Stated problem | Gather all lines in the data that hold the string "title".

Exercise data |
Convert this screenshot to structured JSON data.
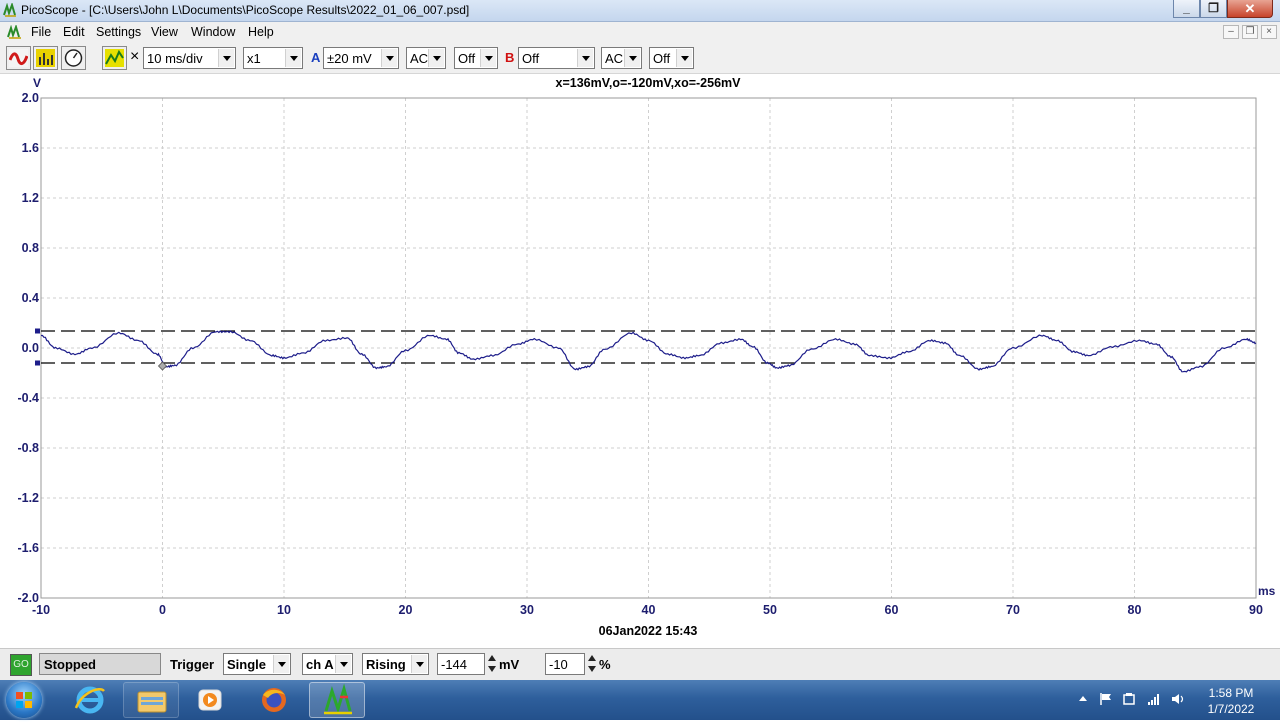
{
  "window": {
    "title": "PicoScope - [C:\\Users\\John L\\Documents\\PicoScope Results\\2022_01_06_007.psd]",
    "controls": [
      "minimize-icon",
      "restore-icon",
      "close-icon"
    ]
  },
  "menu": {
    "items": [
      "File",
      "Edit",
      "Settings",
      "View",
      "Window",
      "Help"
    ]
  },
  "toolbar": {
    "mode_icons": [
      "scope-mode-icon",
      "spectrum-mode-icon",
      "meter-mode-icon",
      "signal-generator-icon"
    ],
    "close_glyph": "×",
    "timebase": "10 ms/div",
    "zoom": "x1",
    "channel_a": {
      "label": "A",
      "range": "±20 mV",
      "coupling": "AC",
      "filter": "Off",
      "color": "#1a3fbf"
    },
    "channel_b": {
      "label": "B",
      "range": "Off",
      "coupling": "AC",
      "filter": "Off",
      "color": "#d01010"
    }
  },
  "plot": {
    "y_unit": "V",
    "x_unit": "ms",
    "measurement": "x=136mV,o=-120mV,xo=-256mV",
    "timestamp": "06Jan2022  15:43",
    "trace_color": "#1d1d8a",
    "axis_label_color": "#1d1d6e",
    "cursor_upper": 0.136,
    "cursor_lower": -0.12
  },
  "chart_data": {
    "type": "line",
    "title": "",
    "xlabel": "ms",
    "ylabel": "V",
    "xlim": [
      -10,
      90
    ],
    "ylim": [
      -2.0,
      2.0
    ],
    "grid": true,
    "x_ticks": [
      "-10",
      "0",
      "10",
      "20",
      "30",
      "40",
      "50",
      "60",
      "70",
      "80",
      "90"
    ],
    "y_ticks": [
      "2.0",
      "1.6",
      "1.2",
      "0.8",
      "0.4",
      "0.0",
      "-0.4",
      "-0.8",
      "-1.2",
      "-1.6",
      "-2.0"
    ],
    "series": [
      {
        "x": [
          -10,
          -8.8,
          -7.2,
          -5.8,
          -3.6,
          -2.0,
          -0.4,
          0.3,
          1.0,
          2.5,
          4.4,
          5.6,
          7.2,
          9.0,
          10.0,
          11.6,
          13.4,
          15.2,
          16.4,
          17.6,
          18.4,
          20.0,
          22.0,
          23.4,
          24.4,
          25.6,
          27.2,
          29.2,
          30.6,
          32.6,
          34.0,
          35.0,
          36.4,
          38.6,
          40.0,
          41.6,
          43.0,
          44.2,
          46.0,
          47.6,
          48.6,
          49.8,
          50.6,
          51.6,
          53.4,
          55.4,
          57.0,
          58.2,
          59.8,
          61.4,
          63.2,
          64.4,
          65.6,
          67.2,
          68.2,
          70.0,
          72.4,
          73.6,
          75.0,
          76.2,
          78.2,
          80.4,
          81.8,
          83.0,
          84.0,
          85.4,
          87.4,
          89.2,
          90.0
        ],
        "y": [
          0.1,
          0.0,
          -0.05,
          0.0,
          0.12,
          0.06,
          -0.05,
          -0.15,
          -0.14,
          0.0,
          0.13,
          0.13,
          0.06,
          -0.06,
          -0.08,
          -0.04,
          0.06,
          0.08,
          -0.05,
          -0.16,
          -0.15,
          -0.02,
          0.1,
          0.07,
          -0.04,
          -0.09,
          -0.06,
          0.03,
          0.07,
          0.0,
          -0.17,
          -0.15,
          -0.01,
          0.12,
          0.06,
          -0.05,
          -0.08,
          -0.06,
          0.04,
          0.07,
          0.01,
          -0.12,
          -0.16,
          -0.14,
          -0.01,
          0.07,
          0.03,
          -0.06,
          -0.08,
          -0.03,
          0.06,
          0.04,
          -0.06,
          -0.17,
          -0.15,
          0.0,
          0.1,
          0.06,
          -0.03,
          -0.06,
          0.01,
          0.06,
          0.03,
          -0.07,
          -0.19,
          -0.15,
          0.0,
          0.07,
          0.04
        ]
      }
    ]
  },
  "status": {
    "go_label": "GO",
    "state": "Stopped",
    "trigger_label": "Trigger",
    "trigger_mode": "Single",
    "trigger_channel": "ch A",
    "trigger_edge": "Rising",
    "trigger_level": "-144",
    "trigger_level_unit": "mV",
    "pre_trigger": "-10",
    "pre_trigger_unit": "%"
  },
  "taskbar": {
    "apps": [
      "internet-explorer-icon",
      "file-explorer-icon",
      "media-player-icon",
      "firefox-icon",
      "picoscope-icon"
    ],
    "tray": [
      "show-hidden-icons-icon",
      "action-center-flag-icon",
      "network-adapter-icon",
      "signal-bars-icon",
      "volume-icon"
    ],
    "time": "1:58 PM",
    "date": "1/7/2022"
  }
}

Solution to this task |
    "title": "PicoScope - [C:\\Users\\John L\\Documents\\PicoScope Results\\2022_01_06_007.psd]",
    "title": "",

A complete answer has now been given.